DIRECTION >>
Pull out all lines from the listing below in which the word "JSON" appears.

------------------------

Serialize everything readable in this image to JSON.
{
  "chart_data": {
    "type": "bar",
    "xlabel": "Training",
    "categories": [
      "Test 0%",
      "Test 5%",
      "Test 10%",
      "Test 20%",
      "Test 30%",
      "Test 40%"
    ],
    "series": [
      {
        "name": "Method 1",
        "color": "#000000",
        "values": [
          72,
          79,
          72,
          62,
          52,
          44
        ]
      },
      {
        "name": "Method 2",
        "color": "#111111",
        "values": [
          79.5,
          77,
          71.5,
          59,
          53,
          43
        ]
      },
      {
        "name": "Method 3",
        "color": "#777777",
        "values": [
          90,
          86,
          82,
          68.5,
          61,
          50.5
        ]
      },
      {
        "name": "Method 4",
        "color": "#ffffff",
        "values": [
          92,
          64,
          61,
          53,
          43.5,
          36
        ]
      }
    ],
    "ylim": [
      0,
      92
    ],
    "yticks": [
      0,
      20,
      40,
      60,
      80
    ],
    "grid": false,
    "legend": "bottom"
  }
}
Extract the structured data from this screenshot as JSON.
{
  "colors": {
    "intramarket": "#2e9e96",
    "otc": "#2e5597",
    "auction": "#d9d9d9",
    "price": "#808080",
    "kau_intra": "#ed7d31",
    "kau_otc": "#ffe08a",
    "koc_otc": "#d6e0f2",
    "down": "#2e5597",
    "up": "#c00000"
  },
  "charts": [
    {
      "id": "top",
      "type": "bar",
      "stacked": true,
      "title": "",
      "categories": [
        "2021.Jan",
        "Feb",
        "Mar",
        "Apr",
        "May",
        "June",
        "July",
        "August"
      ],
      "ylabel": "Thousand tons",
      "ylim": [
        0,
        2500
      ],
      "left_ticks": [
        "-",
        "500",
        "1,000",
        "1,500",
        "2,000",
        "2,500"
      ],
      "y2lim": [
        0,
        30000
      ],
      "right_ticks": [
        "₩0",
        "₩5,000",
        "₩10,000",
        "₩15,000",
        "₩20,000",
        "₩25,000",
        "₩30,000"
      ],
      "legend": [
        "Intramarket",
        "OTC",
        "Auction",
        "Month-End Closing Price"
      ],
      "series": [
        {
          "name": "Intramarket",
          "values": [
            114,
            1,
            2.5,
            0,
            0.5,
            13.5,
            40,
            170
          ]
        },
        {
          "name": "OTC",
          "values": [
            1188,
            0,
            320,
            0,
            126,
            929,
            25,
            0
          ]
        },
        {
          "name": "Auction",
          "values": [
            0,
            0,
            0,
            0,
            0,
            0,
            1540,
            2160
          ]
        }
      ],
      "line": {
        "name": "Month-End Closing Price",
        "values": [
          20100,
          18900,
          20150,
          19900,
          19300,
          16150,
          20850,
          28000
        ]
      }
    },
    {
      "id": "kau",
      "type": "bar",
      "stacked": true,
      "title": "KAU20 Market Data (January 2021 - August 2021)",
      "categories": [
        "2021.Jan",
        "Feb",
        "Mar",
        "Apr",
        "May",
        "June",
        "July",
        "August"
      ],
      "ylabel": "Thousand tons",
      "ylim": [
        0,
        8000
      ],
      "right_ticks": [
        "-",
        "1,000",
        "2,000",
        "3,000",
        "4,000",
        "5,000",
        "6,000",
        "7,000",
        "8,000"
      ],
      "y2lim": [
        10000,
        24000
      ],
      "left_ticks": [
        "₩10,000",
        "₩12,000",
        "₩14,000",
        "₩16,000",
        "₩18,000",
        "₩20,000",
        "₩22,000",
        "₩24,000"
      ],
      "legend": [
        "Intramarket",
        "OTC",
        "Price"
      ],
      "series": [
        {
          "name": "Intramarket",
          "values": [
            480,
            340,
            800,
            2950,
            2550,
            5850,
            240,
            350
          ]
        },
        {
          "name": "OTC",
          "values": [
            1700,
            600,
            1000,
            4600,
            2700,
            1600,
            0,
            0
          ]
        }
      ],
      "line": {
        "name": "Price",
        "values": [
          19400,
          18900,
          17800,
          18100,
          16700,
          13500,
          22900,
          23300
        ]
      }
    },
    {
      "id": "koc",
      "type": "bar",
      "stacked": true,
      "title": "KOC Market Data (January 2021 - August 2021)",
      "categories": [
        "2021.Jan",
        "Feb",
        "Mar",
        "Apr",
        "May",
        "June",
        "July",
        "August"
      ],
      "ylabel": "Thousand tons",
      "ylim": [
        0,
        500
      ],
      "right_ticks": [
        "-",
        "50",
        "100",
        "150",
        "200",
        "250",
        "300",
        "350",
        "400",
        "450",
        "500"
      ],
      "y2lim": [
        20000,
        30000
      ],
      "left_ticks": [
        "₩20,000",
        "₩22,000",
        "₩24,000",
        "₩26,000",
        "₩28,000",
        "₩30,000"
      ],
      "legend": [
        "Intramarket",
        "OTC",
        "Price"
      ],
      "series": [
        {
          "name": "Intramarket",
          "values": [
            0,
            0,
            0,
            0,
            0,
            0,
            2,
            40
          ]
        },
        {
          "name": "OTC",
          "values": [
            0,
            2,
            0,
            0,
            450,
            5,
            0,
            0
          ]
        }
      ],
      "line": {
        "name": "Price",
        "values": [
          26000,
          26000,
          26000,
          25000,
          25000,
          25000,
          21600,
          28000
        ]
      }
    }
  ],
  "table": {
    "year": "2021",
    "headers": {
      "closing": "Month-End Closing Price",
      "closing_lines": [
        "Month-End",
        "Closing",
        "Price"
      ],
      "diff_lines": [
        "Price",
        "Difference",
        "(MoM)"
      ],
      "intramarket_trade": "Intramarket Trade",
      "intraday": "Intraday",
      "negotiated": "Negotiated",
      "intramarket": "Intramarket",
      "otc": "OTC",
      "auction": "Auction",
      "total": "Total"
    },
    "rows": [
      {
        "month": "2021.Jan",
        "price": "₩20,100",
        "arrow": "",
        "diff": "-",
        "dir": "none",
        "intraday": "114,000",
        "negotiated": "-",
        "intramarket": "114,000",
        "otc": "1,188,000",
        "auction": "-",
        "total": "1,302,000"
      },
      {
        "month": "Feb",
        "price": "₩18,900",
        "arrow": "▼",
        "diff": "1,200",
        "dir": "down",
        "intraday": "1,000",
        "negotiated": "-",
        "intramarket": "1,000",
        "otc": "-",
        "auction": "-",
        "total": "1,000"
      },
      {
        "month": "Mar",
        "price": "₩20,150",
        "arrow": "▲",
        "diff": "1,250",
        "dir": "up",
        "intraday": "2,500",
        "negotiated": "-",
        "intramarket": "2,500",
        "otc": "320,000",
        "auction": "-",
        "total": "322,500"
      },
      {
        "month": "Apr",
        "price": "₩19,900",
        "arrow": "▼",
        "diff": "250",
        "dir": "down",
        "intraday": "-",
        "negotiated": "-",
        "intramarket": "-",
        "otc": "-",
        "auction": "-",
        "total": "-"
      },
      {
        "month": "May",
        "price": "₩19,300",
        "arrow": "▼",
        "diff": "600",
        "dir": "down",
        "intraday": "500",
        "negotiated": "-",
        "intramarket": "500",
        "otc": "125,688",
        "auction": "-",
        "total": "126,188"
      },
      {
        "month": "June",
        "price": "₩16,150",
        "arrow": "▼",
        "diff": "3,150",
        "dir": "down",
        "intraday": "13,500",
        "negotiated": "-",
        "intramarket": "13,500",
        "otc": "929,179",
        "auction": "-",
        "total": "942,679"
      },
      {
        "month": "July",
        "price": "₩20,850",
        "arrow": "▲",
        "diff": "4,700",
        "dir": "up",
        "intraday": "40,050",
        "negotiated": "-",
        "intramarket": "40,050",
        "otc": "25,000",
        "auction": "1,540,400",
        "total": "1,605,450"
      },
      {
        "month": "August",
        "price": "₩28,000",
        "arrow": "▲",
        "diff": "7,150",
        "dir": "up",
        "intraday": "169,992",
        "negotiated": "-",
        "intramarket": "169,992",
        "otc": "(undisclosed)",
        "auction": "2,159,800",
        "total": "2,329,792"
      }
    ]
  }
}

------------------------

WRITTEN REPLY >>
Serialize everything readable in this image to JSON.
Extract the structured data from this screenshot as JSON.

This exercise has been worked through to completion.